● What the task requires
From the entries that follow, pick out all lines holding "active".

── Given records ──

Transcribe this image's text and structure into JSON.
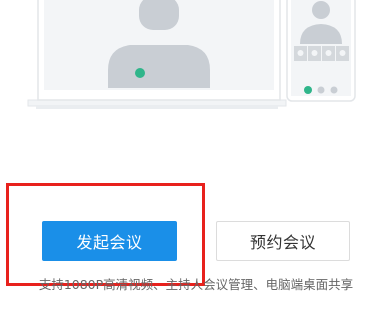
{
  "illustration": {
    "icons": [
      "person-silhouette-icon",
      "microphone-icon",
      "video-camera-icon",
      "share-screen-icon",
      "more-icon"
    ]
  },
  "actions": {
    "start_meeting_label": "发起会议",
    "schedule_meeting_label": "预约会议"
  },
  "feature_description": "支持1080P高清视频、主持人会议管理、电脑端桌面共享",
  "colors": {
    "primary": "#1a8fe8",
    "annotation": "#e8211d",
    "control_green": "#2fb58a"
  }
}
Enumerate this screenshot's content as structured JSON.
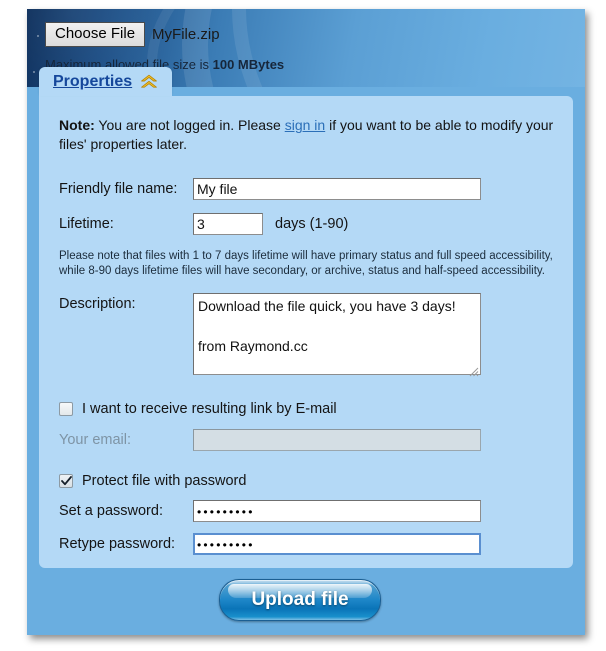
{
  "header": {
    "choose_file_button": "Choose File",
    "file_name": "MyFile.zip",
    "max_size_prefix": "Maximum allowed file size is ",
    "max_size_value": "100 MBytes"
  },
  "tab": {
    "label": "Properties",
    "collapse_icon": "double-chevron-up-icon"
  },
  "note": {
    "bold_prefix": "Note:",
    "text_before_link": " You are not logged in. Please ",
    "link_text": "sign in",
    "text_after_link": " if you want to be able to modify your files' properties later."
  },
  "form": {
    "friendly_name": {
      "label": "Friendly file name:",
      "value": "My file",
      "placeholder": ""
    },
    "lifetime": {
      "label": "Lifetime:",
      "value": "3",
      "hint": "days (1-90)",
      "placeholder": ""
    },
    "lifetime_note": "Please note that files with 1 to 7 days lifetime will have primary status and full speed accessibility, while 8-90 days lifetime files will have secondary, or archive, status and half-speed accessibility.",
    "description": {
      "label": "Description:",
      "value": "Download the file quick, you have 3 days!\n\nfrom Raymond.cc",
      "placeholder": ""
    },
    "email_checkbox": {
      "label": "I want to receive resulting link by E-mail",
      "checked": false
    },
    "email": {
      "label": "Your email:",
      "value": "",
      "placeholder": "",
      "disabled": true
    },
    "password_checkbox": {
      "label": "Protect file with password",
      "checked": true
    },
    "set_password": {
      "label": "Set a password:",
      "value": "•••••••••",
      "placeholder": ""
    },
    "retype_password": {
      "label": "Retype password:",
      "value": "•••••••••",
      "placeholder": ""
    }
  },
  "footer": {
    "upload_button": "Upload file"
  },
  "colors": {
    "panel_background": "#b4d9f6",
    "window_background": "#6aaee0",
    "header_dark": "#0d2f5c",
    "link_blue": "#2b6fb8",
    "tab_link": "#15479b",
    "chevron_gold": "#f5c11e",
    "upload_blue": "#1d86c8"
  }
}
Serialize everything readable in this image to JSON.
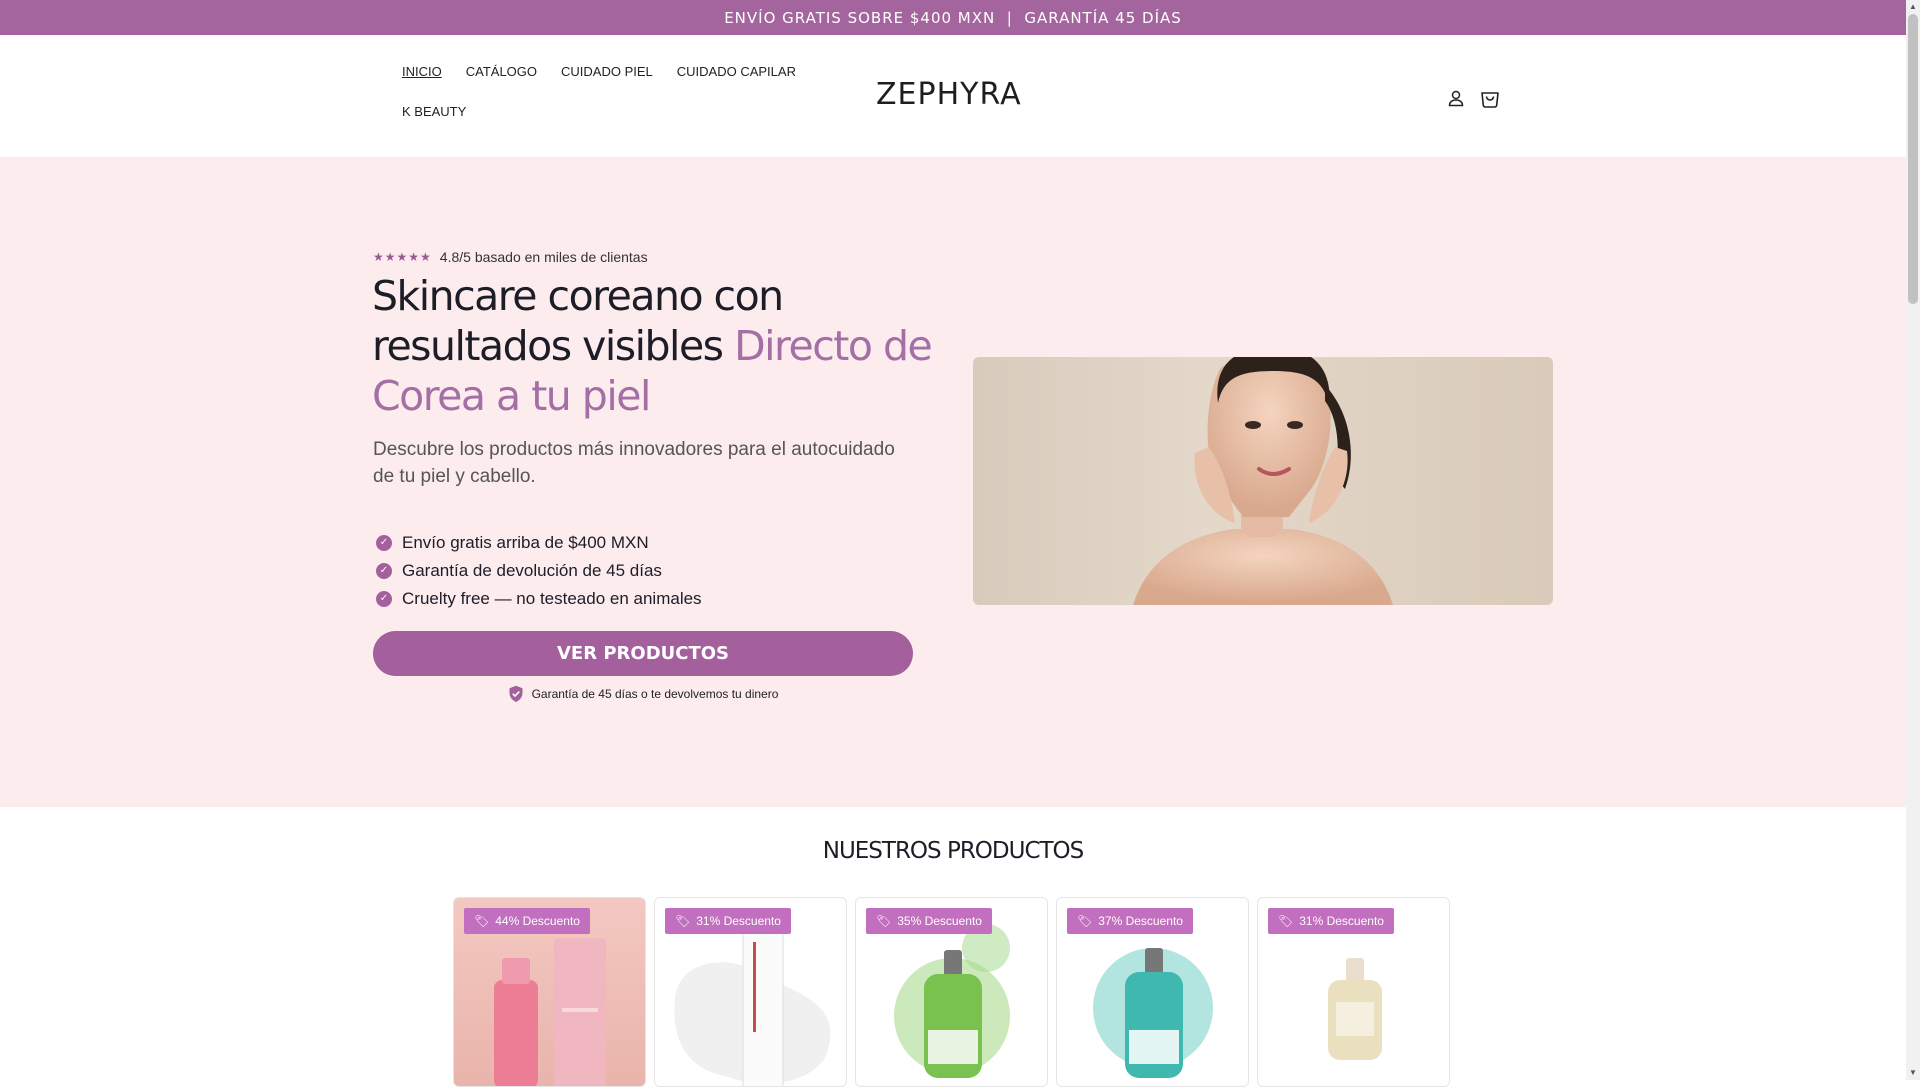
{
  "announcement": "ENVÍO GRATIS SOBRE $400 MXN  |  GARANTÍA 45 DÍAS",
  "nav": {
    "items": [
      {
        "label": "INICIO",
        "active": true
      },
      {
        "label": "CATÁLOGO"
      },
      {
        "label": "CUIDADO PIEL"
      },
      {
        "label": "CUIDADO CAPILAR"
      },
      {
        "label": "K BEAUTY"
      }
    ]
  },
  "brand": {
    "logo": "ZEPHYRA"
  },
  "header_icons": [
    "account-icon",
    "cart-icon"
  ],
  "hero": {
    "rating_stars": "★★★★★",
    "rating_text": "4.8/5 basado en miles de clientas",
    "headline_main": "Skincare coreano con resultados visibles",
    "headline_accent": "Directo de Corea a tu piel",
    "subcopy": "Descubre los productos más innovadores para el autocuidado de tu piel y cabello.",
    "benefits": [
      "Envío gratis arriba de $400 MXN",
      "Garantía de devolución de 45 días",
      "Cruelty free — no testeado en animales"
    ],
    "cta_label": "VER PRODUCTOS",
    "guarantee_text": "Garantía de 45 días o te devolvemos tu dinero"
  },
  "products": {
    "title": "NUESTROS PRODUCTOS",
    "items": [
      {
        "badge": "44% Descuento"
      },
      {
        "badge": "31% Descuento"
      },
      {
        "badge": "35% Descuento"
      },
      {
        "badge": "37% Descuento"
      },
      {
        "badge": "31% Descuento"
      }
    ]
  },
  "colors": {
    "brand_purple": "#a4649d",
    "hero_background": "#fcecee",
    "accent_text": "#a36fa5",
    "badge": "#c16fbe"
  }
}
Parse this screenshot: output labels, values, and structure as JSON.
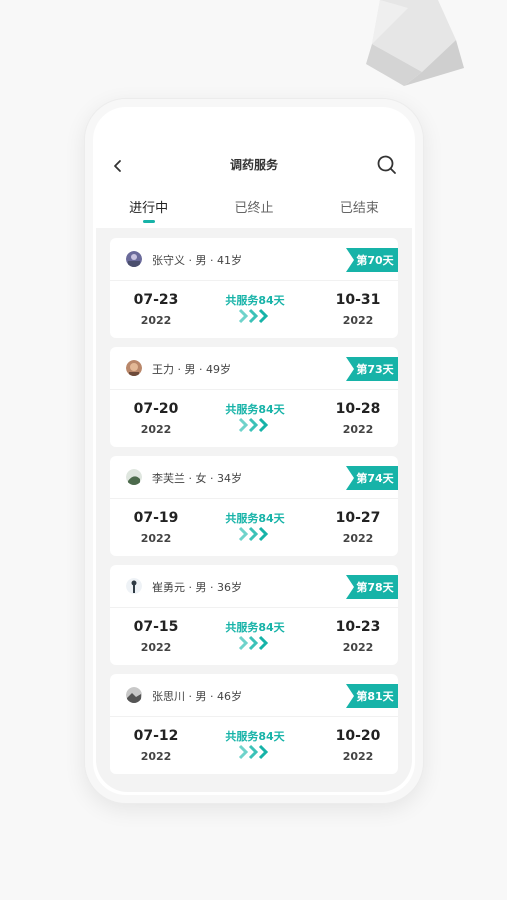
{
  "header": {
    "title": "调药服务",
    "back_icon": "chevron-left-icon",
    "search_icon": "search-icon"
  },
  "tabs": [
    {
      "label": "进行中",
      "active": true
    },
    {
      "label": "已终止",
      "active": false
    },
    {
      "label": "已结束",
      "active": false
    }
  ],
  "colors": {
    "accent": "#17b3a8",
    "list_bg": "#f3f3f3"
  },
  "cards": [
    {
      "person": "张守义 · 男 · 41岁",
      "badge": "第70天",
      "start_date": "07-23",
      "start_year": "2022",
      "service": "共服务84天",
      "end_date": "10-31",
      "end_year": "2022"
    },
    {
      "person": "王力 · 男 · 49岁",
      "badge": "第73天",
      "start_date": "07-20",
      "start_year": "2022",
      "service": "共服务84天",
      "end_date": "10-28",
      "end_year": "2022"
    },
    {
      "person": "李芙兰 · 女 · 34岁",
      "badge": "第74天",
      "start_date": "07-19",
      "start_year": "2022",
      "service": "共服务84天",
      "end_date": "10-27",
      "end_year": "2022"
    },
    {
      "person": "崔勇元 · 男 · 36岁",
      "badge": "第78天",
      "start_date": "07-15",
      "start_year": "2022",
      "service": "共服务84天",
      "end_date": "10-23",
      "end_year": "2022"
    },
    {
      "person": "张思川 · 男 · 46岁",
      "badge": "第81天",
      "start_date": "07-12",
      "start_year": "2022",
      "service": "共服务84天",
      "end_date": "10-20",
      "end_year": "2022"
    }
  ]
}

───

● Output below
        "active": true
      "active": true
      "active": false
      "active": false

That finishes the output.